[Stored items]
◇ ◇ ◇ ◇
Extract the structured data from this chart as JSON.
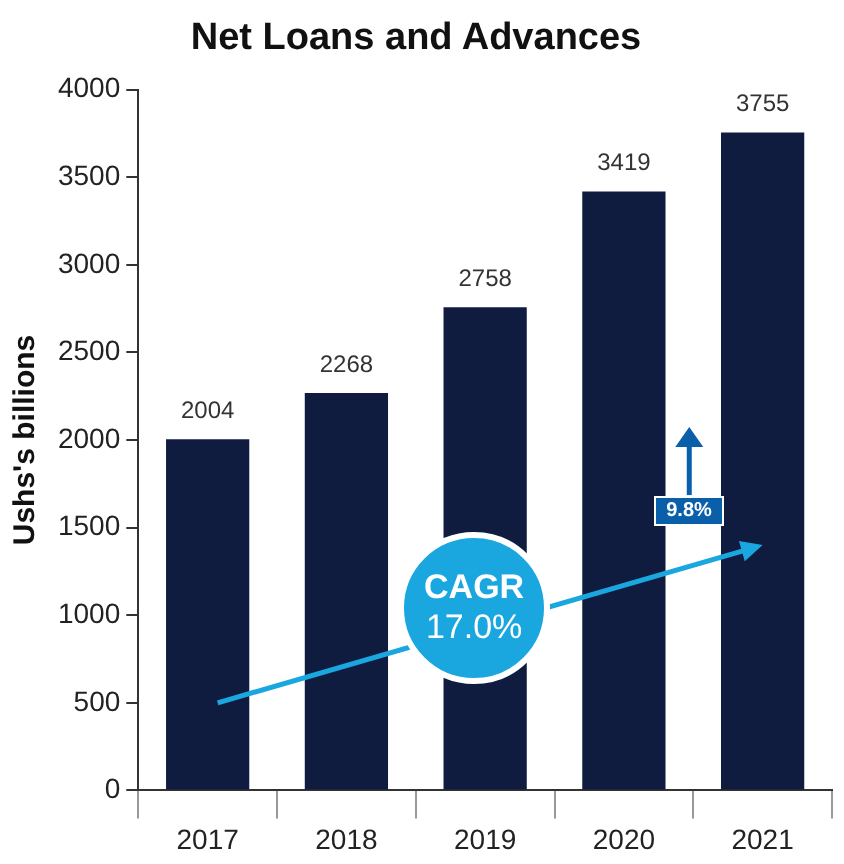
{
  "chart_data": {
    "type": "bar",
    "title": "Net Loans and Advances",
    "ylabel": "Ushs's billions",
    "categories": [
      "2017",
      "2018",
      "2019",
      "2020",
      "2021"
    ],
    "values": [
      2004,
      2268,
      2758,
      3419,
      3755
    ],
    "color": "#0f1c3f",
    "ylim": [
      0,
      4000
    ],
    "yticks": [
      0,
      500,
      1000,
      1500,
      2000,
      2500,
      3000,
      3500,
      4000
    ],
    "grid": false,
    "legend": false,
    "data_labels": true,
    "annotations": [
      "CAGR",
      "17.0%",
      "9.8%"
    ]
  }
}
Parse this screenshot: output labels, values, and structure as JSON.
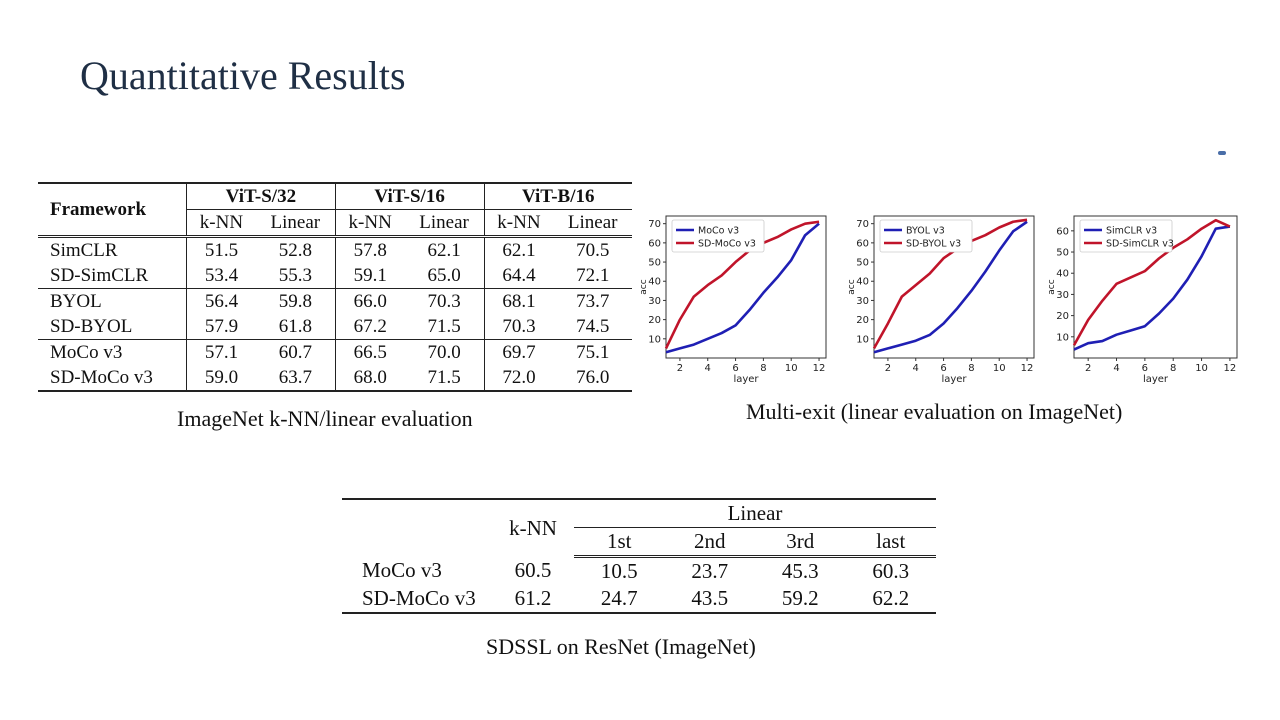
◇ ◇ ◇ ◇
- [Exercise goal]: Reproduce the material above in full, exactly, with no images.

- [Answer in full]:
Extract the structured data from this chart as JSON.
{
  "chart_data": {
    "type": "bar",
    "title": "Net Loans and Advances",
    "ylabel": "Ushs's billions",
    "categories": [
      "2017",
      "2018",
      "2019",
      "2020",
      "2021"
    ],
    "values": [
      2004,
      2268,
      2758,
      3419,
      3755
    ],
    "color": "#0f1c3f",
    "ylim": [
      0,
      4000
    ],
    "yticks": [
      0,
      500,
      1000,
      1500,
      2000,
      2500,
      3000,
      3500,
      4000
    ],
    "grid": false,
    "legend": false,
    "data_labels": true,
    "annotations": [
      "CAGR",
      "17.0%",
      "9.8%"
    ]
  }
}
Parse this screenshot: output labels, values, and structure as JSON.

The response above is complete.